Return each line that holds the word "label".

Dataset rows about figures

━━━━━━━━━━━━━━━━━━━━━━━━━━━━━━

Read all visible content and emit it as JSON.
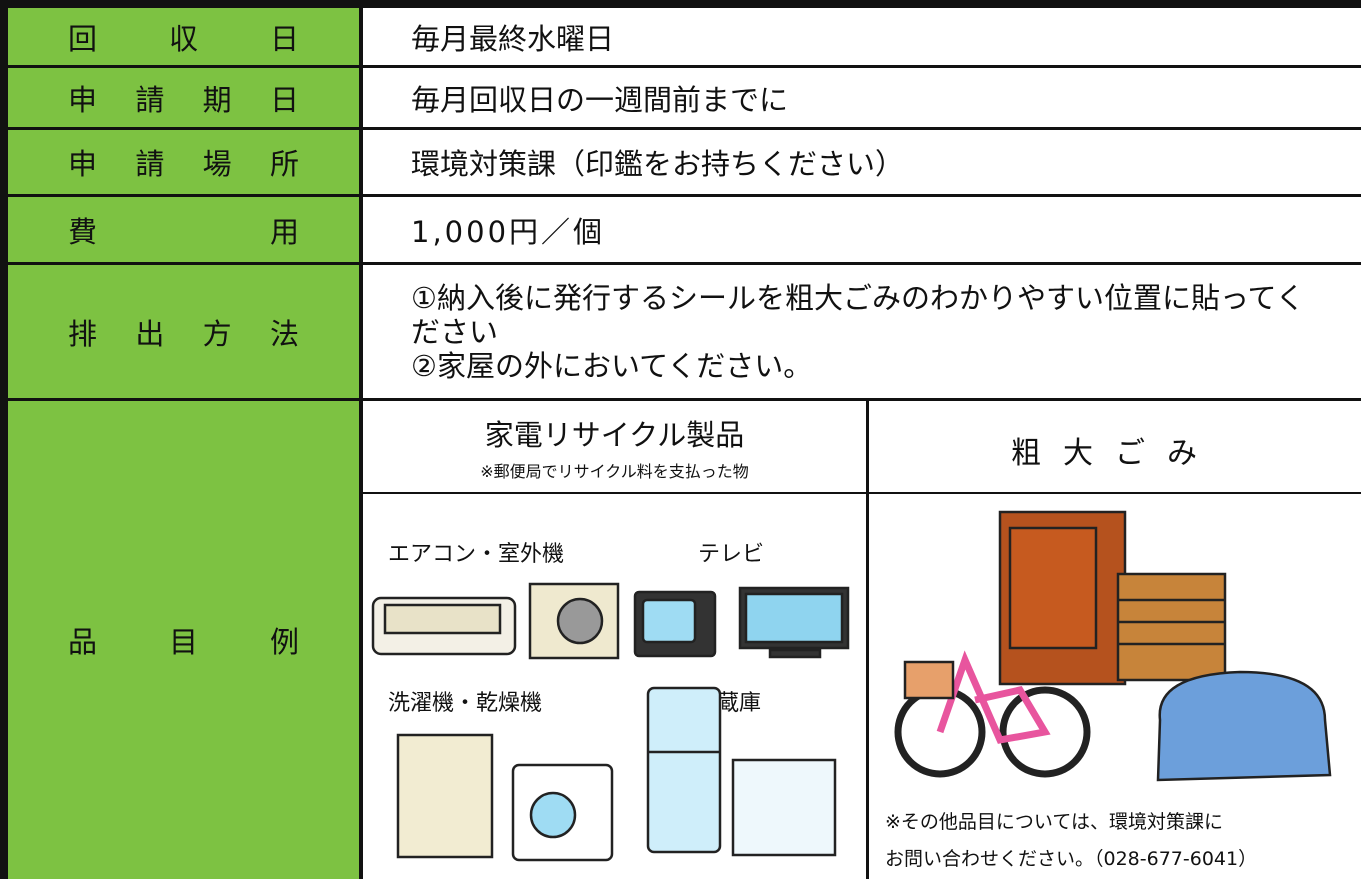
{
  "table": {
    "rows": [
      {
        "label": "回収日",
        "value": "毎月最終水曜日"
      },
      {
        "label": "申請期日",
        "value": "毎月回収日の一週間前までに"
      },
      {
        "label": "申請場所",
        "value": "環境対策課（印鑑をお持ちください）"
      },
      {
        "label": "費用",
        "value": "1,000円／個"
      },
      {
        "label": "排出方法",
        "lines": [
          "①納入後に発行するシールを粗大ごみのわかりやすい位置に貼ってください",
          "②家屋の外においてください。"
        ]
      },
      {
        "label": "品目例"
      }
    ]
  },
  "examples": {
    "appliances": {
      "title": "家電リサイクル製品",
      "note": "※郵便局でリサイクル料を支払った物",
      "items": [
        "エアコン・室外機",
        "テレビ",
        "洗濯機・乾燥機",
        "冷蔵庫"
      ]
    },
    "bulky": {
      "title": "粗大ごみ",
      "note_lines": [
        "※その他品目については、環境対策課に",
        "お問い合わせください。（028-677-6041）"
      ]
    }
  }
}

━━━━━━━━━━━━━━━━━━━━━━━━━━━━━━

The response:
        "label": "回収日",
        "label": "申請期日",
        "label": "申請場所",
        "label": "費用",
        "label": "排出方法",
        "label": "品目例"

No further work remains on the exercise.